Dataset items

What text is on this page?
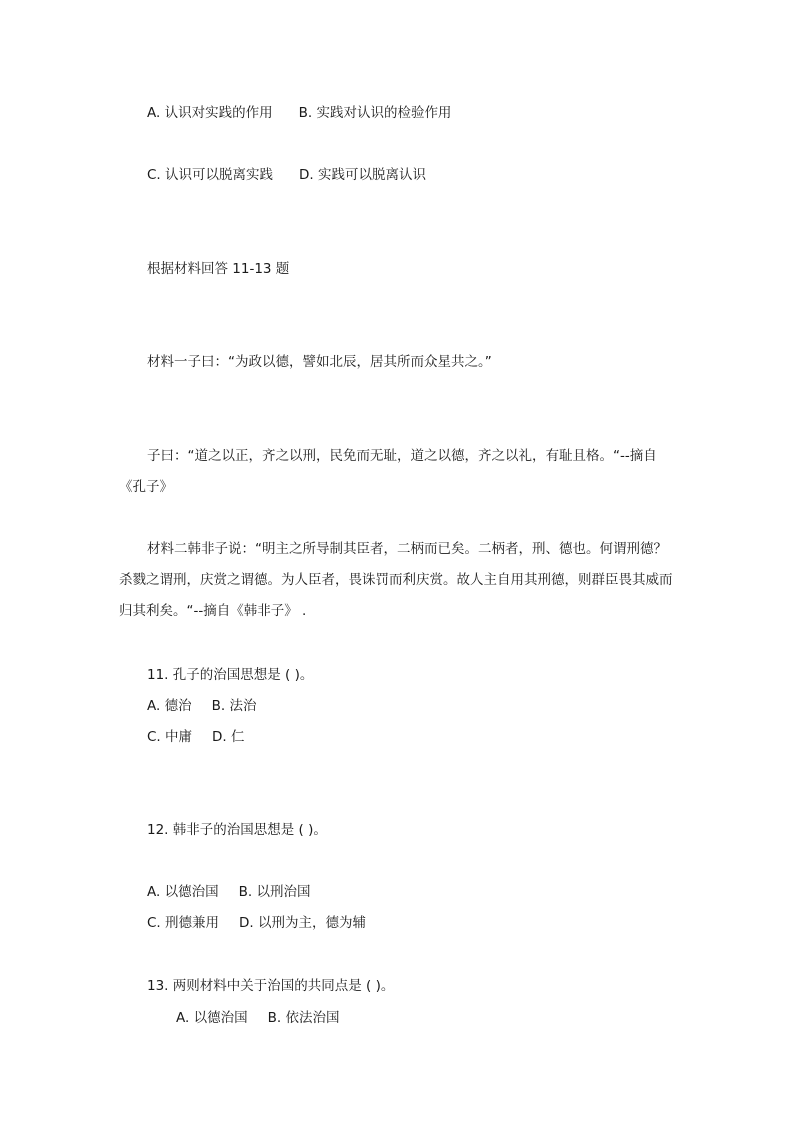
A. 认识对实践的作用 B. 实践对认识的检验作用
C. 认识可以脱离实践 D. 实践可以脱离认识
根据材料回答 11-13 题
材料一子曰：“为政以德，譬如北辰，居其所而众星共之。”
子曰：“道之以正，齐之以刑，民免而无耻，道之以德，齐之以礼，有耻且格。“--摘自《孔子》
材料二韩非子说：“明主之所导制其臣者，二柄而已矣。二柄者，刑、德也。何谓刑德？杀戮之谓刑，庆赏之谓德。为人臣者，畏诛罚而利庆赏。故人主自用其刑德，则群臣畏其威而归其利矣。“--摘自《韩非子》 .
11. 孔子的治国思想是 ( )。
A. 德治 B. 法治
C. 中庸 D. 仁
12. 韩非子的治国思想是 ( )。
A. 以德治国 B. 以刑治国
C. 刑德兼用 D. 以刑为主，德为辅
13. 两则材料中关于治国的共同点是 ( )。
A. 以德治国 B. 依法治国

What to produce
Leave out the pictures and retype every line above exactly.

Solution to this task
What text is on this page?
A. 认识对实践的作用 B. 实践对认识的检验作用
C. 认识可以脱离实践 D. 实践可以脱离认识
根据材料回答 11-13 题
材料一子曰：“为政以德，譬如北辰，居其所而众星共之。”
子曰：“道之以正，齐之以刑，民免而无耻，道之以德，齐之以礼，有耻且格。“--摘自《孔子》
材料二韩非子说：“明主之所导制其臣者，二柄而已矣。二柄者，刑、德也。何谓刑德？杀戮之谓刑，庆赏之谓德。为人臣者，畏诛罚而利庆赏。故人主自用其刑德，则群臣畏其威而归其利矣。“--摘自《韩非子》 .
11. 孔子的治国思想是 ( )。
A. 德治 B. 法治
C. 中庸 D. 仁
12. 韩非子的治国思想是 ( )。
A. 以德治国 B. 以刑治国
C. 刑德兼用 D. 以刑为主，德为辅
13. 两则材料中关于治国的共同点是 ( )。
A. 以德治国 B. 依法治国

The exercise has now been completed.